**GOAL**
Repeat every record below exactly, but leave out any pictures.

**INPUT RECORDS**

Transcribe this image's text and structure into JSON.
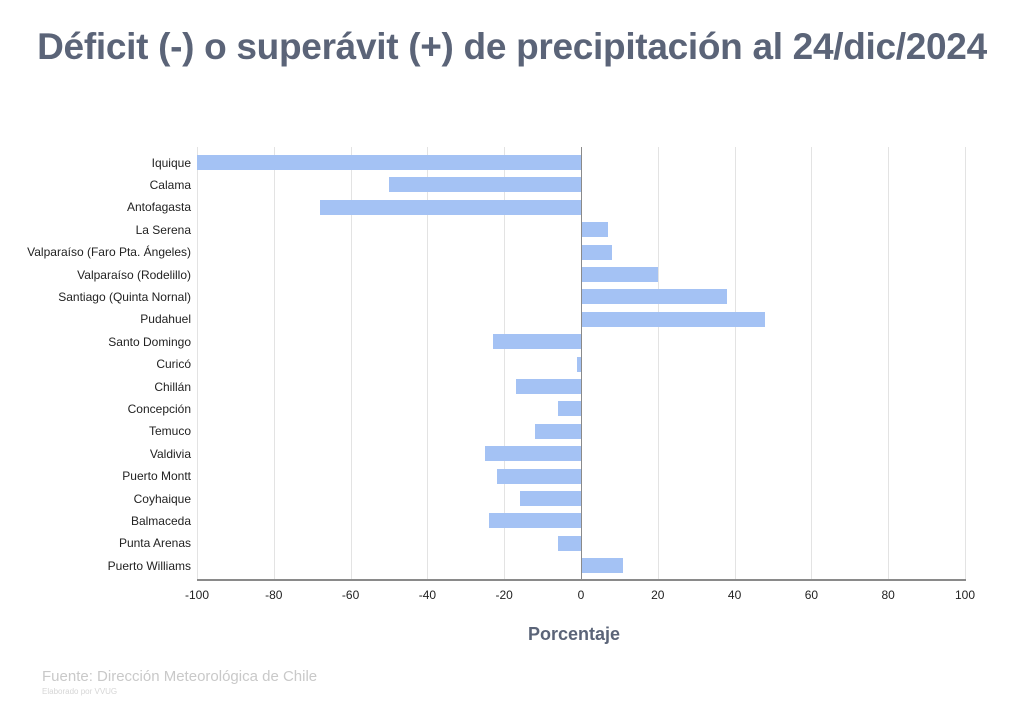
{
  "title": "Déficit (-) o superávit (+) de precipitación al 24/dic/2024",
  "xlabel": "Porcentaje",
  "source": "Fuente: Dirección Meteorológica de Chile",
  "credit": "Elaborado por VVUG",
  "colors": {
    "bar": "#a4c2f4",
    "title": "#5b6478"
  },
  "ticks": [
    "-100",
    "-80",
    "-60",
    "-40",
    "-20",
    "0",
    "20",
    "40",
    "60",
    "80",
    "100"
  ],
  "chart_data": {
    "type": "bar",
    "orientation": "horizontal",
    "title": "Déficit (-) o superávit (+) de precipitación al 24/dic/2024",
    "xlabel": "Porcentaje",
    "ylabel": "",
    "xlim": [
      -100,
      100
    ],
    "grid": true,
    "legend": "none",
    "categories": [
      "Iquique",
      "Calama",
      "Antofagasta",
      "La Serena",
      "Valparaíso (Faro Pta. Ángeles)",
      "Valparaíso (Rodelillo)",
      "Santiago (Quinta Nornal)",
      "Pudahuel",
      "Santo Domingo",
      "Curicó",
      "Chillán",
      "Concepción",
      "Temuco",
      "Valdivia",
      "Puerto Montt",
      "Coyhaique",
      "Balmaceda",
      "Punta Arenas",
      "Puerto Williams"
    ],
    "values": [
      -100,
      -50,
      -68,
      7,
      8,
      20,
      38,
      48,
      -23,
      -1,
      -17,
      -6,
      -12,
      -25,
      -22,
      -16,
      -24,
      -6,
      11
    ]
  }
}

**SOLUTION BELOW**
Transcribe this image's text and structure into JSON.
{
  "title": "Déficit (-) o superávit (+) de precipitación al 24/dic/2024",
  "xlabel": "Porcentaje",
  "source": "Fuente: Dirección Meteorológica de Chile",
  "credit": "Elaborado por VVUG",
  "colors": {
    "bar": "#a4c2f4",
    "title": "#5b6478"
  },
  "ticks": [
    "-100",
    "-80",
    "-60",
    "-40",
    "-20",
    "0",
    "20",
    "40",
    "60",
    "80",
    "100"
  ],
  "chart_data": {
    "type": "bar",
    "orientation": "horizontal",
    "title": "Déficit (-) o superávit (+) de precipitación al 24/dic/2024",
    "xlabel": "Porcentaje",
    "ylabel": "",
    "xlim": [
      -100,
      100
    ],
    "grid": true,
    "legend": "none",
    "categories": [
      "Iquique",
      "Calama",
      "Antofagasta",
      "La Serena",
      "Valparaíso (Faro Pta. Ángeles)",
      "Valparaíso (Rodelillo)",
      "Santiago (Quinta Nornal)",
      "Pudahuel",
      "Santo Domingo",
      "Curicó",
      "Chillán",
      "Concepción",
      "Temuco",
      "Valdivia",
      "Puerto Montt",
      "Coyhaique",
      "Balmaceda",
      "Punta Arenas",
      "Puerto Williams"
    ],
    "values": [
      -100,
      -50,
      -68,
      7,
      8,
      20,
      38,
      48,
      -23,
      -1,
      -17,
      -6,
      -12,
      -25,
      -22,
      -16,
      -24,
      -6,
      11
    ]
  }
}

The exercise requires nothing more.